▸ Stated task
Extract every line where the string "VLDL" appears.

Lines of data
►
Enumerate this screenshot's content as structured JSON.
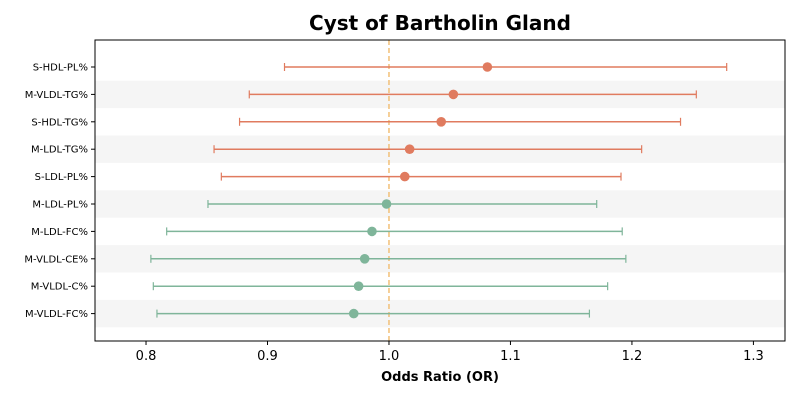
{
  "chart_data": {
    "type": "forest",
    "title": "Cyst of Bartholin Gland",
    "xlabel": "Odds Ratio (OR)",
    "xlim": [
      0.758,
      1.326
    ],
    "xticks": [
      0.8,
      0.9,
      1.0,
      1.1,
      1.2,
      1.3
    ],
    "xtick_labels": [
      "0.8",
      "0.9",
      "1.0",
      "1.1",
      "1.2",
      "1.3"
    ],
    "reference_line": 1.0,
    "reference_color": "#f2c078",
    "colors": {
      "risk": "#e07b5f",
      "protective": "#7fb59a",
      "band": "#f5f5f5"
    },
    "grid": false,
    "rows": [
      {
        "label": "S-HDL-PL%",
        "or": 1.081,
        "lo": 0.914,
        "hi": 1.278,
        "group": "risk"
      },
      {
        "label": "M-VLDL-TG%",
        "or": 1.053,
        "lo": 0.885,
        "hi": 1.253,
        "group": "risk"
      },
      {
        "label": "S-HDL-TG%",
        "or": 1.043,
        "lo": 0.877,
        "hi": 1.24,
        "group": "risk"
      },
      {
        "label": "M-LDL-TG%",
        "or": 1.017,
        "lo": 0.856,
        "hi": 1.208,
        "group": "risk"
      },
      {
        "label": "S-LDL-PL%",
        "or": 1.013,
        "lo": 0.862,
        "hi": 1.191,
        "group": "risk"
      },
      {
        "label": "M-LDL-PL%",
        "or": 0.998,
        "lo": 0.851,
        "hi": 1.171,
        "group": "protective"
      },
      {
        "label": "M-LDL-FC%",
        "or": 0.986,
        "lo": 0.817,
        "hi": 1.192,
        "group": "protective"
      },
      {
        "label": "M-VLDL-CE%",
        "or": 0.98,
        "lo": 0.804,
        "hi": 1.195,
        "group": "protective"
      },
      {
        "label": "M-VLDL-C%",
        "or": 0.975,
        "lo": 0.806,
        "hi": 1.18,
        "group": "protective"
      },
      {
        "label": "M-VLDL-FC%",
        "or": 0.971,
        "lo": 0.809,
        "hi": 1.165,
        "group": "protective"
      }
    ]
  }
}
◄
►
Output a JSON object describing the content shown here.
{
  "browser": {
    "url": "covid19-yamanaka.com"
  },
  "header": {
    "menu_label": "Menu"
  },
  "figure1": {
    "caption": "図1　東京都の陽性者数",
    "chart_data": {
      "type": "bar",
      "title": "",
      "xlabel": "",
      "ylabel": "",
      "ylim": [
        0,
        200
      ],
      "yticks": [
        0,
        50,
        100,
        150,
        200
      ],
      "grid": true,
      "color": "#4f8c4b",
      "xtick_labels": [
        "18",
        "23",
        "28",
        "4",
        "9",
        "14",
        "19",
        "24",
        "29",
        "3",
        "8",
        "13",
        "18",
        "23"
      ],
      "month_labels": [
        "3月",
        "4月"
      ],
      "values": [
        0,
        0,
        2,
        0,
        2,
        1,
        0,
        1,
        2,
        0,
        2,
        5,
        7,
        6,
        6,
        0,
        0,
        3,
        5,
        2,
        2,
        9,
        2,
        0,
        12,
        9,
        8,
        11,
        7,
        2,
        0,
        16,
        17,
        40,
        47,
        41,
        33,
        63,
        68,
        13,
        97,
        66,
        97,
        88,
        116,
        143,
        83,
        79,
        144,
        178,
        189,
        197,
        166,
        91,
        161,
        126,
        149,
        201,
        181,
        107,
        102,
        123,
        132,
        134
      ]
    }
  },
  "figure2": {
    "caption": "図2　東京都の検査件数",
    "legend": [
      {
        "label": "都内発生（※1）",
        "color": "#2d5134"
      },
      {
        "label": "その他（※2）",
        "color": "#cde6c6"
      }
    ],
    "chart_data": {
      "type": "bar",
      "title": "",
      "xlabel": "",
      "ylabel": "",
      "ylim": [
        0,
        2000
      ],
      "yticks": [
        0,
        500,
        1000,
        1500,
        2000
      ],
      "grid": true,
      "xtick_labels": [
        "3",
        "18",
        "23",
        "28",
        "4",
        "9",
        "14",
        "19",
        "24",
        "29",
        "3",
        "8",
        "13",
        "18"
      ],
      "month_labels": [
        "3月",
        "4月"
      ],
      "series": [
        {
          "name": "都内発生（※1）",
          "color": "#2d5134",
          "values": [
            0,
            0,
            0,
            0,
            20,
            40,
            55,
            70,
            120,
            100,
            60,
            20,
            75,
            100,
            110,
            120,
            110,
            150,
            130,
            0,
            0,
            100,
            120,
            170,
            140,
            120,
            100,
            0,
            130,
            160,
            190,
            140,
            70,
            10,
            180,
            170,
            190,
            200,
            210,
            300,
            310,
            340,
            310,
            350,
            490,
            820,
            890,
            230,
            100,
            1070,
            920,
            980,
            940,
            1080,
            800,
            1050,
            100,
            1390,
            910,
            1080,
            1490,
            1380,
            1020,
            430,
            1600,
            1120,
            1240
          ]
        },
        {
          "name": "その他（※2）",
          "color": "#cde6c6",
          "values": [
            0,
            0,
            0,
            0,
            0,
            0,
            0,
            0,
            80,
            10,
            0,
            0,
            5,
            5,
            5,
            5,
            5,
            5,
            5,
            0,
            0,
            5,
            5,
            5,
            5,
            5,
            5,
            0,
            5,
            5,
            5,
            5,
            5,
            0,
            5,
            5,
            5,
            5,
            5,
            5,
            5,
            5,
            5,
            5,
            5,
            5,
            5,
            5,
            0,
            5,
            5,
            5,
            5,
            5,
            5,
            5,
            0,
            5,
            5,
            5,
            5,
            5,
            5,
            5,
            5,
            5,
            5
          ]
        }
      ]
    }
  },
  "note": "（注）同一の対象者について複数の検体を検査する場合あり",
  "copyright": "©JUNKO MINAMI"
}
◄
►
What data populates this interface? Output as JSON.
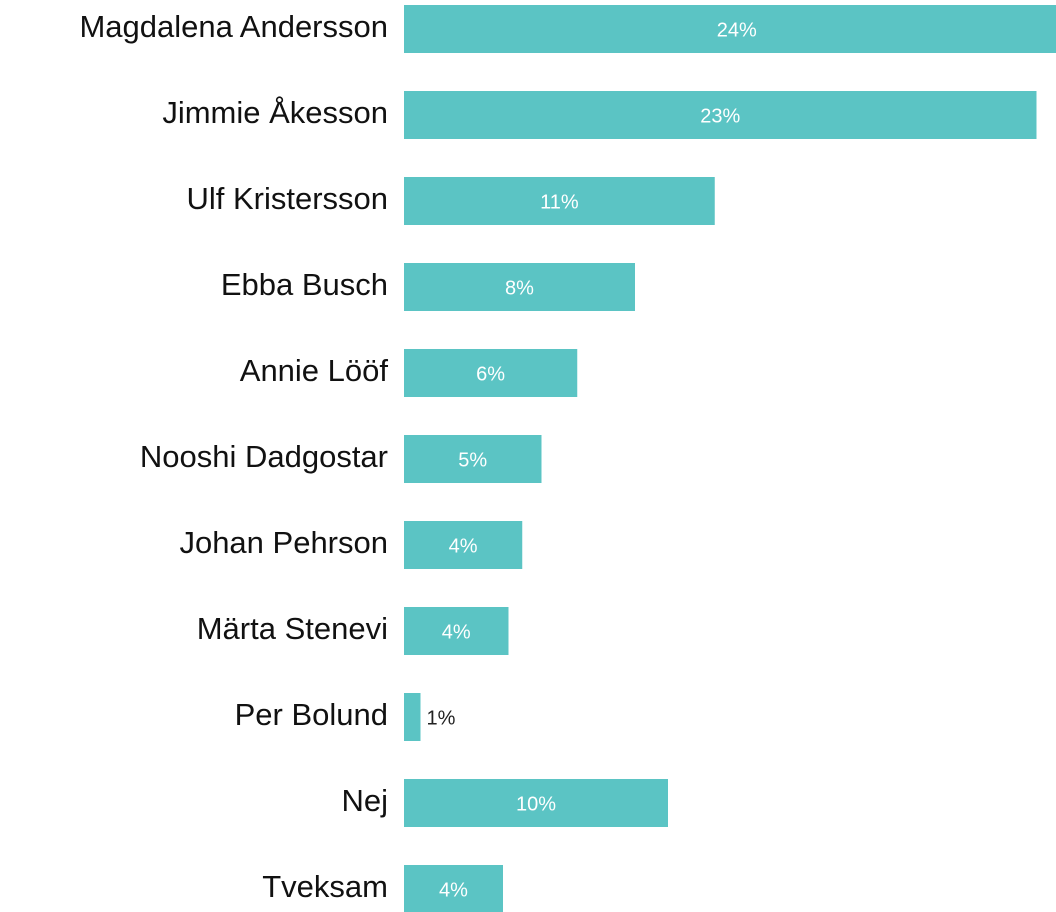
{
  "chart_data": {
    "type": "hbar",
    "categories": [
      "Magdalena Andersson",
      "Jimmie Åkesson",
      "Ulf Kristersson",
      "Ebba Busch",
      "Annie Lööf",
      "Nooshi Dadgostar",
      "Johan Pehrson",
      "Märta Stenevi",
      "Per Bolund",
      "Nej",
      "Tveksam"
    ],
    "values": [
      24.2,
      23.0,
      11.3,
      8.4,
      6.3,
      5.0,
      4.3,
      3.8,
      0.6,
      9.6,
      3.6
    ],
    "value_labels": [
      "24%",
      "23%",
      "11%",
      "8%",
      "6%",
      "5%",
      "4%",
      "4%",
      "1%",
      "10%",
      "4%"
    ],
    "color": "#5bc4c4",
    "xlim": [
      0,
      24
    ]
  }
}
◄
▸ The solution
        "label": "M-VLDL-TG%",
        "label": "M-VLDL-CE%",
        "label": "M-VLDL-C%",
        "label": "M-VLDL-FC%",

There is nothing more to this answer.